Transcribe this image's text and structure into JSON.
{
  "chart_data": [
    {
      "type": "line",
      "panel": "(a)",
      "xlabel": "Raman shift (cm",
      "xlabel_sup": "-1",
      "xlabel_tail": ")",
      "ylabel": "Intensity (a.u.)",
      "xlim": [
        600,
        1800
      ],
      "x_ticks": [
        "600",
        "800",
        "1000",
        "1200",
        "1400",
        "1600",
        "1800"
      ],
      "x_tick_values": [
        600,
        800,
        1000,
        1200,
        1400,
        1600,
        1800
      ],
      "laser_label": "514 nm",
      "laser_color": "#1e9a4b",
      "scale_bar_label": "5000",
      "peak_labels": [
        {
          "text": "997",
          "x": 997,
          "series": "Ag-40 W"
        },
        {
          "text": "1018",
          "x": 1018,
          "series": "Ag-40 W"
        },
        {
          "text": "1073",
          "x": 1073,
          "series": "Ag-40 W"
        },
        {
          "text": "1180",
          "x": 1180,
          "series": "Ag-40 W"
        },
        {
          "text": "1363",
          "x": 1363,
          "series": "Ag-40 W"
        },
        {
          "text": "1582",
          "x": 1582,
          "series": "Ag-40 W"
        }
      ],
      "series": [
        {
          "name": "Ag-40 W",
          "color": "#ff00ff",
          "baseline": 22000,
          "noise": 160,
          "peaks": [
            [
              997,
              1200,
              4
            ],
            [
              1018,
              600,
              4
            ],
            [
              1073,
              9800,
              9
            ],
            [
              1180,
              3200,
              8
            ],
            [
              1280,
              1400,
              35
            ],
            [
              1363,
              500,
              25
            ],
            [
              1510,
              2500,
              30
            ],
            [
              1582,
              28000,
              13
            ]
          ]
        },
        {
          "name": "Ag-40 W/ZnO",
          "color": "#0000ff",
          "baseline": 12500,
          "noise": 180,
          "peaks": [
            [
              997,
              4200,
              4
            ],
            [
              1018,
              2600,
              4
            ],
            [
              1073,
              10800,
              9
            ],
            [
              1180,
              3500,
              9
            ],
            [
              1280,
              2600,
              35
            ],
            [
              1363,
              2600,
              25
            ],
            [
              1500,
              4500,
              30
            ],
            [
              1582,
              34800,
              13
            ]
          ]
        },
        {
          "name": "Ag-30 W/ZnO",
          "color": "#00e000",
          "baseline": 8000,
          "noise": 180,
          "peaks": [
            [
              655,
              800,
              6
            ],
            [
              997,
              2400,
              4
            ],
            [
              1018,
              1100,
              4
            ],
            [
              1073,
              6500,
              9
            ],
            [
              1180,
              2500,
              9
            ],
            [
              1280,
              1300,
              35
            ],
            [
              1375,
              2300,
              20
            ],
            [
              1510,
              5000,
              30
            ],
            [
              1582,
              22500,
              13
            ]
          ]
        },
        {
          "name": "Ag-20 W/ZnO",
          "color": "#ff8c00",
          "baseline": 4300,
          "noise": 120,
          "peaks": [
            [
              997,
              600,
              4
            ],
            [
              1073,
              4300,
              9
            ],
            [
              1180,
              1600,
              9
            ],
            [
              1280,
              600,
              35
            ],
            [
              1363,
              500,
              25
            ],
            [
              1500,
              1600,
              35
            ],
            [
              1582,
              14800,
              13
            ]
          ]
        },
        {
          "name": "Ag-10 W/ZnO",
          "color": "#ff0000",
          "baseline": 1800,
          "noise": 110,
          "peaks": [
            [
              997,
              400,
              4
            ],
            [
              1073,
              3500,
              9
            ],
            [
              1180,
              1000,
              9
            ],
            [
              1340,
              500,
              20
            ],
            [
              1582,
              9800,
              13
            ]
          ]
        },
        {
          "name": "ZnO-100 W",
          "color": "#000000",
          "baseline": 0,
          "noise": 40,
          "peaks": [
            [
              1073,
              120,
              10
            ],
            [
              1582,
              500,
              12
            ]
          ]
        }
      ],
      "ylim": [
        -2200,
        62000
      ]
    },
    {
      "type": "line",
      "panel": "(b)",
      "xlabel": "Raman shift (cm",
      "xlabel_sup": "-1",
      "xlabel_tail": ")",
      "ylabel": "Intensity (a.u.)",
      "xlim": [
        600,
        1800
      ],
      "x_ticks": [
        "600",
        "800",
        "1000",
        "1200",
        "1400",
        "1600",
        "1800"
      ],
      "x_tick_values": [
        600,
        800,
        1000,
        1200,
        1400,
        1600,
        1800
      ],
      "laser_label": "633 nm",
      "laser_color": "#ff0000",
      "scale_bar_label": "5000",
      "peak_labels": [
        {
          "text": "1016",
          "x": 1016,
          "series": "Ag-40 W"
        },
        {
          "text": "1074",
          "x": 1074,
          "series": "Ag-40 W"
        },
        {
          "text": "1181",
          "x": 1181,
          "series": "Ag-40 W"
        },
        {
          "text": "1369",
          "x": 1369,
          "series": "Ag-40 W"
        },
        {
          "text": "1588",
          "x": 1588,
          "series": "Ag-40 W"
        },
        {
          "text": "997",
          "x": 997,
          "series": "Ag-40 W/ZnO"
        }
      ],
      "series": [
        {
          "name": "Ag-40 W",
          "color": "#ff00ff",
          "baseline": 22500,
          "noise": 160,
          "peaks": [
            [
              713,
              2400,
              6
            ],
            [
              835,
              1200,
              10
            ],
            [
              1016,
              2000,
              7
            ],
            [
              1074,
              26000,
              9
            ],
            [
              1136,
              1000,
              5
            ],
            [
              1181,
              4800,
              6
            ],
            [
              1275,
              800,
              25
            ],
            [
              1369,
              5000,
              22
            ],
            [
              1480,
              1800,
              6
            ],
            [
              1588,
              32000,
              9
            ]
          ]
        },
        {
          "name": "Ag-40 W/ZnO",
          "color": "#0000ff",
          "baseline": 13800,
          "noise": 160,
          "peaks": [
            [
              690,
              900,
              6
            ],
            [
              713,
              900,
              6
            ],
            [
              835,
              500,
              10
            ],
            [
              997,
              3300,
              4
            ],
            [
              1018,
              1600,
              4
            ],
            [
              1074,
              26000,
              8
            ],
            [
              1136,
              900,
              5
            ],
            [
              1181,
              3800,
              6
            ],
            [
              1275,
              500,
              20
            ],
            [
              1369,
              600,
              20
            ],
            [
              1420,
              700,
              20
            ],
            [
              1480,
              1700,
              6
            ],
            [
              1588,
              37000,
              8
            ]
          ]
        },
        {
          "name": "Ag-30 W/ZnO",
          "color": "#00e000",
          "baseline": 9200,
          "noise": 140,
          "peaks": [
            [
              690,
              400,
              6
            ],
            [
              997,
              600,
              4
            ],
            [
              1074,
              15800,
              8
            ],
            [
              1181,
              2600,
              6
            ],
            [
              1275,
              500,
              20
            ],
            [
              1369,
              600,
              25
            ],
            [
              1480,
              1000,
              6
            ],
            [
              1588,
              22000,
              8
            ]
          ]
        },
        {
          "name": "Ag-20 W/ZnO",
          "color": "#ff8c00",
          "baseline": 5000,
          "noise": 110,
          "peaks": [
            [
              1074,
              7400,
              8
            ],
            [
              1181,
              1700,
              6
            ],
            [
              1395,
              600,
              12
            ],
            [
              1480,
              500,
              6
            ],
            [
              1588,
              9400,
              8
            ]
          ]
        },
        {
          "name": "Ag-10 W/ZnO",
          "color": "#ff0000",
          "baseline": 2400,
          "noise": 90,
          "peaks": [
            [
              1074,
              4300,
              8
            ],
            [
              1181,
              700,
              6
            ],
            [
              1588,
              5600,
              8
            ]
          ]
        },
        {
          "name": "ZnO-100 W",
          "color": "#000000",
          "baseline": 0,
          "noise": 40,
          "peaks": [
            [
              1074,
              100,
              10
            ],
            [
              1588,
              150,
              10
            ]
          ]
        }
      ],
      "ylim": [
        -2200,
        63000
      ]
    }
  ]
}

________________________________________

▶ _WORK TO COMPLETE_:
Reproduce the full listing exactly.

▶ _ANSWER TO THIS TASK_:
Transcribe this image's text and structure into JSON.
{
  "chart_data": [
    {
      "type": "line",
      "panel": "(a)",
      "xlabel": "Raman shift (cm",
      "xlabel_sup": "-1",
      "xlabel_tail": ")",
      "ylabel": "Intensity (a.u.)",
      "xlim": [
        600,
        1800
      ],
      "x_ticks": [
        "600",
        "800",
        "1000",
        "1200",
        "1400",
        "1600",
        "1800"
      ],
      "x_tick_values": [
        600,
        800,
        1000,
        1200,
        1400,
        1600,
        1800
      ],
      "laser_label": "514 nm",
      "laser_color": "#1e9a4b",
      "scale_bar_label": "5000",
      "peak_labels": [
        {
          "text": "997",
          "x": 997,
          "series": "Ag-40 W"
        },
        {
          "text": "1018",
          "x": 1018,
          "series": "Ag-40 W"
        },
        {
          "text": "1073",
          "x": 1073,
          "series": "Ag-40 W"
        },
        {
          "text": "1180",
          "x": 1180,
          "series": "Ag-40 W"
        },
        {
          "text": "1363",
          "x": 1363,
          "series": "Ag-40 W"
        },
        {
          "text": "1582",
          "x": 1582,
          "series": "Ag-40 W"
        }
      ],
      "series": [
        {
          "name": "Ag-40 W",
          "color": "#ff00ff",
          "baseline": 22000,
          "noise": 160,
          "peaks": [
            [
              997,
              1200,
              4
            ],
            [
              1018,
              600,
              4
            ],
            [
              1073,
              9800,
              9
            ],
            [
              1180,
              3200,
              8
            ],
            [
              1280,
              1400,
              35
            ],
            [
              1363,
              500,
              25
            ],
            [
              1510,
              2500,
              30
            ],
            [
              1582,
              28000,
              13
            ]
          ]
        },
        {
          "name": "Ag-40 W/ZnO",
          "color": "#0000ff",
          "baseline": 12500,
          "noise": 180,
          "peaks": [
            [
              997,
              4200,
              4
            ],
            [
              1018,
              2600,
              4
            ],
            [
              1073,
              10800,
              9
            ],
            [
              1180,
              3500,
              9
            ],
            [
              1280,
              2600,
              35
            ],
            [
              1363,
              2600,
              25
            ],
            [
              1500,
              4500,
              30
            ],
            [
              1582,
              34800,
              13
            ]
          ]
        },
        {
          "name": "Ag-30 W/ZnO",
          "color": "#00e000",
          "baseline": 8000,
          "noise": 180,
          "peaks": [
            [
              655,
              800,
              6
            ],
            [
              997,
              2400,
              4
            ],
            [
              1018,
              1100,
              4
            ],
            [
              1073,
              6500,
              9
            ],
            [
              1180,
              2500,
              9
            ],
            [
              1280,
              1300,
              35
            ],
            [
              1375,
              2300,
              20
            ],
            [
              1510,
              5000,
              30
            ],
            [
              1582,
              22500,
              13
            ]
          ]
        },
        {
          "name": "Ag-20 W/ZnO",
          "color": "#ff8c00",
          "baseline": 4300,
          "noise": 120,
          "peaks": [
            [
              997,
              600,
              4
            ],
            [
              1073,
              4300,
              9
            ],
            [
              1180,
              1600,
              9
            ],
            [
              1280,
              600,
              35
            ],
            [
              1363,
              500,
              25
            ],
            [
              1500,
              1600,
              35
            ],
            [
              1582,
              14800,
              13
            ]
          ]
        },
        {
          "name": "Ag-10 W/ZnO",
          "color": "#ff0000",
          "baseline": 1800,
          "noise": 110,
          "peaks": [
            [
              997,
              400,
              4
            ],
            [
              1073,
              3500,
              9
            ],
            [
              1180,
              1000,
              9
            ],
            [
              1340,
              500,
              20
            ],
            [
              1582,
              9800,
              13
            ]
          ]
        },
        {
          "name": "ZnO-100 W",
          "color": "#000000",
          "baseline": 0,
          "noise": 40,
          "peaks": [
            [
              1073,
              120,
              10
            ],
            [
              1582,
              500,
              12
            ]
          ]
        }
      ],
      "ylim": [
        -2200,
        62000
      ]
    },
    {
      "type": "line",
      "panel": "(b)",
      "xlabel": "Raman shift (cm",
      "xlabel_sup": "-1",
      "xlabel_tail": ")",
      "ylabel": "Intensity (a.u.)",
      "xlim": [
        600,
        1800
      ],
      "x_ticks": [
        "600",
        "800",
        "1000",
        "1200",
        "1400",
        "1600",
        "1800"
      ],
      "x_tick_values": [
        600,
        800,
        1000,
        1200,
        1400,
        1600,
        1800
      ],
      "laser_label": "633 nm",
      "laser_color": "#ff0000",
      "scale_bar_label": "5000",
      "peak_labels": [
        {
          "text": "1016",
          "x": 1016,
          "series": "Ag-40 W"
        },
        {
          "text": "1074",
          "x": 1074,
          "series": "Ag-40 W"
        },
        {
          "text": "1181",
          "x": 1181,
          "series": "Ag-40 W"
        },
        {
          "text": "1369",
          "x": 1369,
          "series": "Ag-40 W"
        },
        {
          "text": "1588",
          "x": 1588,
          "series": "Ag-40 W"
        },
        {
          "text": "997",
          "x": 997,
          "series": "Ag-40 W/ZnO"
        }
      ],
      "series": [
        {
          "name": "Ag-40 W",
          "color": "#ff00ff",
          "baseline": 22500,
          "noise": 160,
          "peaks": [
            [
              713,
              2400,
              6
            ],
            [
              835,
              1200,
              10
            ],
            [
              1016,
              2000,
              7
            ],
            [
              1074,
              26000,
              9
            ],
            [
              1136,
              1000,
              5
            ],
            [
              1181,
              4800,
              6
            ],
            [
              1275,
              800,
              25
            ],
            [
              1369,
              5000,
              22
            ],
            [
              1480,
              1800,
              6
            ],
            [
              1588,
              32000,
              9
            ]
          ]
        },
        {
          "name": "Ag-40 W/ZnO",
          "color": "#0000ff",
          "baseline": 13800,
          "noise": 160,
          "peaks": [
            [
              690,
              900,
              6
            ],
            [
              713,
              900,
              6
            ],
            [
              835,
              500,
              10
            ],
            [
              997,
              3300,
              4
            ],
            [
              1018,
              1600,
              4
            ],
            [
              1074,
              26000,
              8
            ],
            [
              1136,
              900,
              5
            ],
            [
              1181,
              3800,
              6
            ],
            [
              1275,
              500,
              20
            ],
            [
              1369,
              600,
              20
            ],
            [
              1420,
              700,
              20
            ],
            [
              1480,
              1700,
              6
            ],
            [
              1588,
              37000,
              8
            ]
          ]
        },
        {
          "name": "Ag-30 W/ZnO",
          "color": "#00e000",
          "baseline": 9200,
          "noise": 140,
          "peaks": [
            [
              690,
              400,
              6
            ],
            [
              997,
              600,
              4
            ],
            [
              1074,
              15800,
              8
            ],
            [
              1181,
              2600,
              6
            ],
            [
              1275,
              500,
              20
            ],
            [
              1369,
              600,
              25
            ],
            [
              1480,
              1000,
              6
            ],
            [
              1588,
              22000,
              8
            ]
          ]
        },
        {
          "name": "Ag-20 W/ZnO",
          "color": "#ff8c00",
          "baseline": 5000,
          "noise": 110,
          "peaks": [
            [
              1074,
              7400,
              8
            ],
            [
              1181,
              1700,
              6
            ],
            [
              1395,
              600,
              12
            ],
            [
              1480,
              500,
              6
            ],
            [
              1588,
              9400,
              8
            ]
          ]
        },
        {
          "name": "Ag-10 W/ZnO",
          "color": "#ff0000",
          "baseline": 2400,
          "noise": 90,
          "peaks": [
            [
              1074,
              4300,
              8
            ],
            [
              1181,
              700,
              6
            ],
            [
              1588,
              5600,
              8
            ]
          ]
        },
        {
          "name": "ZnO-100 W",
          "color": "#000000",
          "baseline": 0,
          "noise": 40,
          "peaks": [
            [
              1074,
              100,
              10
            ],
            [
              1588,
              150,
              10
            ]
          ]
        }
      ],
      "ylim": [
        -2200,
        63000
      ]
    }
  ]
}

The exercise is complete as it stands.